*Instructions for the task*: Extract every record, exactly as written, and ignore the pictures.

Data entries:

········

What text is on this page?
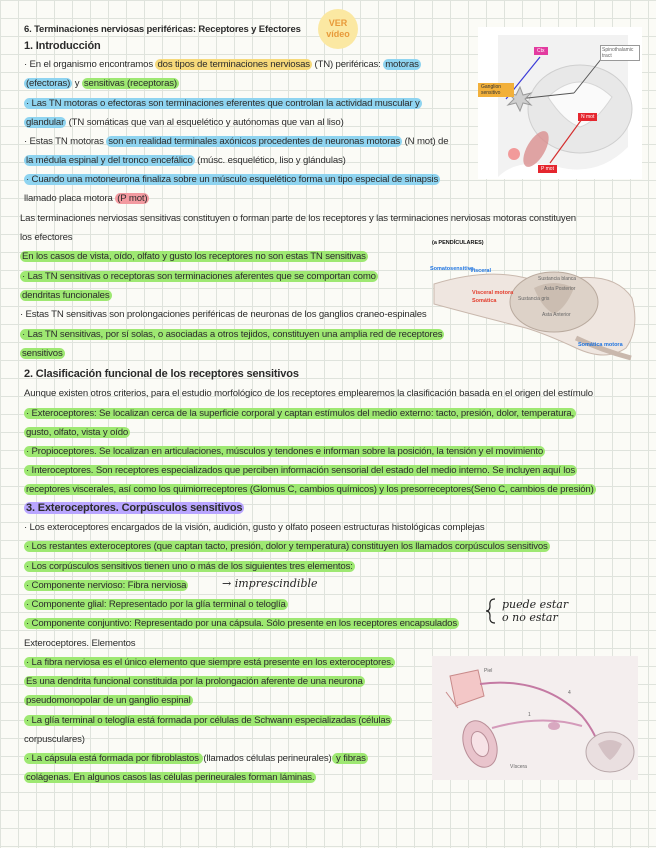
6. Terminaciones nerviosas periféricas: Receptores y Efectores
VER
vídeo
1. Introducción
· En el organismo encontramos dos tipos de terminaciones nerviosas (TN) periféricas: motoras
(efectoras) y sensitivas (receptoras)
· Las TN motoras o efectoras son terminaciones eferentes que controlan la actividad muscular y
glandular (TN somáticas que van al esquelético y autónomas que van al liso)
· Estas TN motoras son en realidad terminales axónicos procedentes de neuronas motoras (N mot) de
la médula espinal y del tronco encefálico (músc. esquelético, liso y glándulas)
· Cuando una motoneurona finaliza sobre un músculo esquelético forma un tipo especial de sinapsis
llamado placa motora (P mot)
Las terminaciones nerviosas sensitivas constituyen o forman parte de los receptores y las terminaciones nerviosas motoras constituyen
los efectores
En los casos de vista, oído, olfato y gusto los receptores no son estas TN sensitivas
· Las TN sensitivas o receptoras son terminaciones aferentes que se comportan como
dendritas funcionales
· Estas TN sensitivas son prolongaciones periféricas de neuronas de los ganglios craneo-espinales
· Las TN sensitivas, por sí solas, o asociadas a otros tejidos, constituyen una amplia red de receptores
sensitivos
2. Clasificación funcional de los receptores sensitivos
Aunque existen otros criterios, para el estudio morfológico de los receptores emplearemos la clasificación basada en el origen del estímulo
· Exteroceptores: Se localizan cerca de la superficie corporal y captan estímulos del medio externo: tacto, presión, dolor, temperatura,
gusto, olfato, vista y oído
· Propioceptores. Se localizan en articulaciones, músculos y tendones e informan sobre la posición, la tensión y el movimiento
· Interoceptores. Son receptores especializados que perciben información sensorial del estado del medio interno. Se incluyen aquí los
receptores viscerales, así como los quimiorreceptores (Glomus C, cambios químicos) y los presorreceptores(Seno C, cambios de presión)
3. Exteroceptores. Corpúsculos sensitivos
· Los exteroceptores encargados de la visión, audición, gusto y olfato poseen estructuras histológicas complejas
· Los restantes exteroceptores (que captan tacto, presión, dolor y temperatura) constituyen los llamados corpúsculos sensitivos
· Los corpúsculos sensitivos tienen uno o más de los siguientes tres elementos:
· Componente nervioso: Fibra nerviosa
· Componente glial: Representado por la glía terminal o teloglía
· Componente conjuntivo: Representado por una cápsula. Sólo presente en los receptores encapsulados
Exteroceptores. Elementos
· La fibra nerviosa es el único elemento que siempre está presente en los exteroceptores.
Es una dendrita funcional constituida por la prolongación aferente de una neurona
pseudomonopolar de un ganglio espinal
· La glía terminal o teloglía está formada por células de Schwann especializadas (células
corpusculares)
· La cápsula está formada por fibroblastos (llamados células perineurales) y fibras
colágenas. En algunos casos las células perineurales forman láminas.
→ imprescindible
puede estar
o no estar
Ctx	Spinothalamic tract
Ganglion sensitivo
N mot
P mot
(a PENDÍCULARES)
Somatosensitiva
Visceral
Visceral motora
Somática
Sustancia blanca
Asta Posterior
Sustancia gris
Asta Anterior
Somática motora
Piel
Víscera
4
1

········

*Exercise output*:
What text is on this page?
6. Terminaciones nerviosas periféricas: Receptores y Efectores
VER
vídeo
1. Introducción
· En el organismo encontramos dos tipos de terminaciones nerviosas (TN) periféricas: motoras
(efectoras) y sensitivas (receptoras)
· Las TN motoras o efectoras son terminaciones eferentes que controlan la actividad muscular y
glandular (TN somáticas que van al esquelético y autónomas que van al liso)
· Estas TN motoras son en realidad terminales axónicos procedentes de neuronas motoras (N mot) de
la médula espinal y del tronco encefálico (músc. esquelético, liso y glándulas)
· Cuando una motoneurona finaliza sobre un músculo esquelético forma un tipo especial de sinapsis
llamado placa motora (P mot)
Las terminaciones nerviosas sensitivas constituyen o forman parte de los receptores y las terminaciones nerviosas motoras constituyen
los efectores
En los casos de vista, oído, olfato y gusto los receptores no son estas TN sensitivas
· Las TN sensitivas o receptoras son terminaciones aferentes que se comportan como
dendritas funcionales
· Estas TN sensitivas son prolongaciones periféricas de neuronas de los ganglios craneo-espinales
· Las TN sensitivas, por sí solas, o asociadas a otros tejidos, constituyen una amplia red de receptores
sensitivos
2. Clasificación funcional de los receptores sensitivos
Aunque existen otros criterios, para el estudio morfológico de los receptores emplearemos la clasificación basada en el origen del estímulo
· Exteroceptores: Se localizan cerca de la superficie corporal y captan estímulos del medio externo: tacto, presión, dolor, temperatura,
gusto, olfato, vista y oído
· Propioceptores. Se localizan en articulaciones, músculos y tendones e informan sobre la posición, la tensión y el movimiento
· Interoceptores. Son receptores especializados que perciben información sensorial del estado del medio interno. Se incluyen aquí los
receptores viscerales, así como los quimiorreceptores (Glomus C, cambios químicos) y los presorreceptores(Seno C, cambios de presión)
3. Exteroceptores. Corpúsculos sensitivos
· Los exteroceptores encargados de la visión, audición, gusto y olfato poseen estructuras histológicas complejas
· Los restantes exteroceptores (que captan tacto, presión, dolor y temperatura) constituyen los llamados corpúsculos sensitivos
· Los corpúsculos sensitivos tienen uno o más de los siguientes tres elementos:
· Componente nervioso: Fibra nerviosa
· Componente glial: Representado por la glía terminal o teloglía
· Componente conjuntivo: Representado por una cápsula. Sólo presente en los receptores encapsulados
Exteroceptores. Elementos
· La fibra nerviosa es el único elemento que siempre está presente en los exteroceptores.
Es una dendrita funcional constituida por la prolongación aferente de una neurona
pseudomonopolar de un ganglio espinal
· La glía terminal o teloglía está formada por células de Schwann especializadas (células
corpusculares)
· La cápsula está formada por fibroblastos (llamados células perineurales) y fibras
colágenas. En algunos casos las células perineurales forman láminas.
→ imprescindible
puede estar
o no estar
Ctx	Spinothalamic tract
Ganglion sensitivo
N mot
P mot
(a PENDÍCULARES)
Somatosensitiva
Visceral
Visceral motora
Somática
Sustancia blanca
Asta Posterior
Sustancia gris
Asta Anterior
Somática motora
Piel
Víscera
4
1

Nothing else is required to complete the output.